* START *
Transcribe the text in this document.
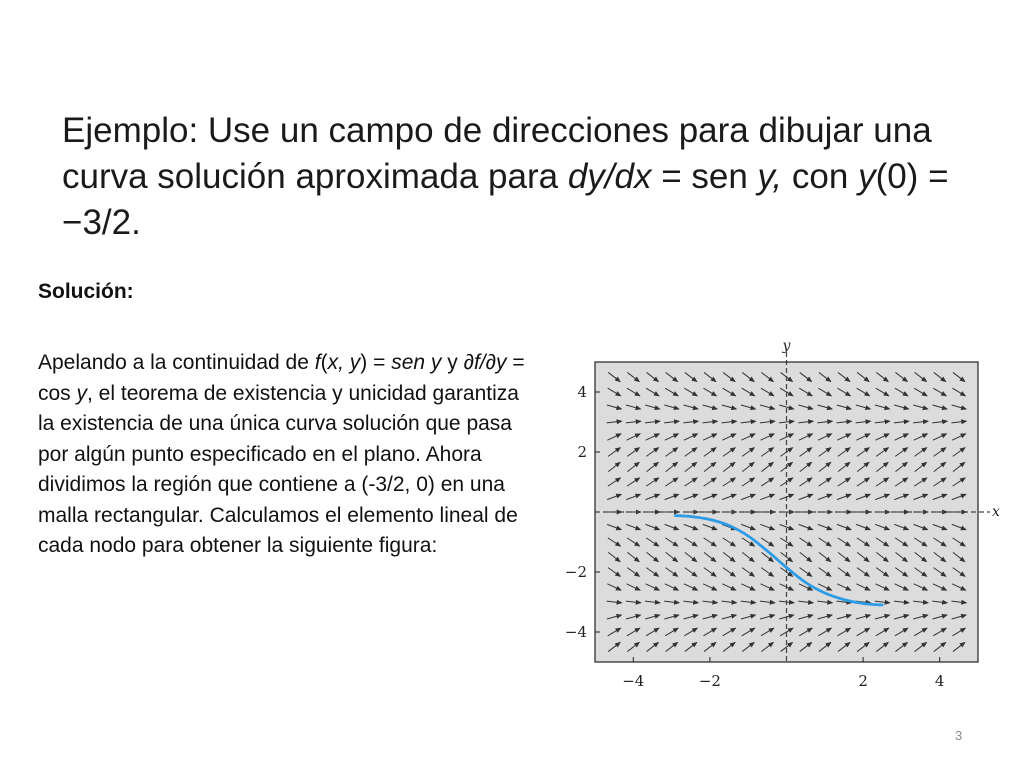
Ejemplo: Use un campo de direcciones para dibujar una curva solución aproximada para dy/dx = sen y, con y(0) = −3/2.
Solución:
Apelando a la continuidad de f(x, y) = sen y y ∂f/∂y = cos y, el teorema de existencia y unicidad garantiza la existencia de una única curva solución que pasa por algún punto especificado en el plano. Ahora dividimos la región que contiene a (-3/2, 0) en una malla rectangular. Calculamos el elemento lineal de cada nodo para obtener la siguiente figura:
−4	−2	2	4
4
2
−2
−4
x
y
3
* END *
## Set task
Restate the whole listing above exactly, please, omitting every image.

## Exercise solution
Transcribe the text in this document.
Ejemplo: Use un campo de direcciones para dibujar una curva solución aproximada para dy/dx = sen y, con y(0) = −3/2.
Solución:
Apelando a la continuidad de f(x, y) = sen y y ∂f/∂y = cos y, el teorema de existencia y unicidad garantiza la existencia de una única curva solución que pasa por algún punto especificado en el plano. Ahora dividimos la región que contiene a (-3/2, 0) en una malla rectangular. Calculamos el elemento lineal de cada nodo para obtener la siguiente figura:
−4	−2	2	4
4
2
−2
−4
x
y
3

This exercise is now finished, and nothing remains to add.